• Direction:
Which lines hold the word "background"? Show each of them.

___ Provided entries ___

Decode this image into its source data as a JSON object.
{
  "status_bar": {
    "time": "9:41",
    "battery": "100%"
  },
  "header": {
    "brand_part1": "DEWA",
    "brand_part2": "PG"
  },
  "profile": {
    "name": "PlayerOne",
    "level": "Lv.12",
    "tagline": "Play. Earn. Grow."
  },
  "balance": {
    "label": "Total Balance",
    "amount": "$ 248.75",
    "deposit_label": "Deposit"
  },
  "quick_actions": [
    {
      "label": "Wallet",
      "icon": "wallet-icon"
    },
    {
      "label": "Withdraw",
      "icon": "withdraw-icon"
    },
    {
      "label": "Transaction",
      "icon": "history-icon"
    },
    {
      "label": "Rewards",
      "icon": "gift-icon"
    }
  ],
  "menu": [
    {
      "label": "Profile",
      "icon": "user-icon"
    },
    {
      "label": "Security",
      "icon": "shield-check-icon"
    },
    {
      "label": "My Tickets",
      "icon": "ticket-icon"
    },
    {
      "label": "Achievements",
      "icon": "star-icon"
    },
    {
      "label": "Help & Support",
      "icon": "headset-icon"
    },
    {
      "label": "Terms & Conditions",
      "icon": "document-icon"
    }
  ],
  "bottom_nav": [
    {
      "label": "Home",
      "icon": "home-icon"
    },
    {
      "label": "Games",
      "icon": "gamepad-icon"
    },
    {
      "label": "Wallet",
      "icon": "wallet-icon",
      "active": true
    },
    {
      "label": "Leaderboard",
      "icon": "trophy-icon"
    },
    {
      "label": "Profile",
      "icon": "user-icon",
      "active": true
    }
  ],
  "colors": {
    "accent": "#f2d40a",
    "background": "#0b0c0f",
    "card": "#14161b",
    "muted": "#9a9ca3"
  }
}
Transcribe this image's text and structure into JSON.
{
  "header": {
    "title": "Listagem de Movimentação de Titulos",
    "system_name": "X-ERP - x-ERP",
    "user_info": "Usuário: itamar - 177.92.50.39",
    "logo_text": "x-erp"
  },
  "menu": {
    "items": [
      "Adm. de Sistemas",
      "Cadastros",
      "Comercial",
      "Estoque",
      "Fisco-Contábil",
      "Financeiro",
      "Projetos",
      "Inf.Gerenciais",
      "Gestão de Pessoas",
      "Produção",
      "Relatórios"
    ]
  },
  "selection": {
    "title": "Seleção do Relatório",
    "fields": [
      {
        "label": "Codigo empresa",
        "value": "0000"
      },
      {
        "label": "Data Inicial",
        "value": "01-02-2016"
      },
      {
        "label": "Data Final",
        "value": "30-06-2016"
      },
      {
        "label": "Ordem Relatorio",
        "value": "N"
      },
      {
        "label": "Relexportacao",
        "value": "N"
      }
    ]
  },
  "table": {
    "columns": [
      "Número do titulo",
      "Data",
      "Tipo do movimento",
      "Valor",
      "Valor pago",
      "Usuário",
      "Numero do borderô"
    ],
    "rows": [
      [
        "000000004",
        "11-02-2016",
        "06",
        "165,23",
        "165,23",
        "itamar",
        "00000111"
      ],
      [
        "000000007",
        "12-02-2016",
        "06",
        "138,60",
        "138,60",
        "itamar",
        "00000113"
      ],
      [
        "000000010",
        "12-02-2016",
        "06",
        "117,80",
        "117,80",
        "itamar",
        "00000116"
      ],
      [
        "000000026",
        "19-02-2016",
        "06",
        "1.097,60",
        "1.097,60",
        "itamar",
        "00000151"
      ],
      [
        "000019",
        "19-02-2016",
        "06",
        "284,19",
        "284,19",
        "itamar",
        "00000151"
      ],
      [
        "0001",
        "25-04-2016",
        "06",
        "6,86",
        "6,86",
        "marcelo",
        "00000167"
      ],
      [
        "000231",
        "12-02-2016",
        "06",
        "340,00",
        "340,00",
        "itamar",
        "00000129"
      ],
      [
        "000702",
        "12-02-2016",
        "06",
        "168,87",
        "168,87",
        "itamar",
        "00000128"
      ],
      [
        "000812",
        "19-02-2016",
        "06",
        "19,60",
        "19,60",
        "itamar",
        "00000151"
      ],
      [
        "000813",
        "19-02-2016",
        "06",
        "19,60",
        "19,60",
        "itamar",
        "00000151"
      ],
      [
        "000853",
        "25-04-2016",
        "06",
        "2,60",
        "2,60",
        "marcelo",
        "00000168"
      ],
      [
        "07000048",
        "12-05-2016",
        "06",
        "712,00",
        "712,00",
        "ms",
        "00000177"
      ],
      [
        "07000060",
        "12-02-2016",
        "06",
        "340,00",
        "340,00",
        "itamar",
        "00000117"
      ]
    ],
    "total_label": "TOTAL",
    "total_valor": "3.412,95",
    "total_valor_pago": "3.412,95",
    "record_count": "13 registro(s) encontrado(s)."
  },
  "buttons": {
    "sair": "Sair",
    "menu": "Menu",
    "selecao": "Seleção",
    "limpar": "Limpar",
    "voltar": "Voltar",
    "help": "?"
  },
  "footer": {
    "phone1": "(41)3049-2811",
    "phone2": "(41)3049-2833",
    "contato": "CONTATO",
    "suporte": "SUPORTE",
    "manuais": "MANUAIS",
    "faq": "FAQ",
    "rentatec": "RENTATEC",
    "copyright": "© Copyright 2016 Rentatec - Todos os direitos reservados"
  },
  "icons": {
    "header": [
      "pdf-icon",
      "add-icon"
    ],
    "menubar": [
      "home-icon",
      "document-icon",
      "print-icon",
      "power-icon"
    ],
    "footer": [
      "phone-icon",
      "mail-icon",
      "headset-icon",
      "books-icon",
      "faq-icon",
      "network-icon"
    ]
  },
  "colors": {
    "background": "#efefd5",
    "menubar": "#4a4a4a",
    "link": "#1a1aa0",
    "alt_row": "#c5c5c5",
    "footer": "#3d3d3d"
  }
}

___

• Final result:
    "background": "#0b0c0f",
    "background": "#efefd5",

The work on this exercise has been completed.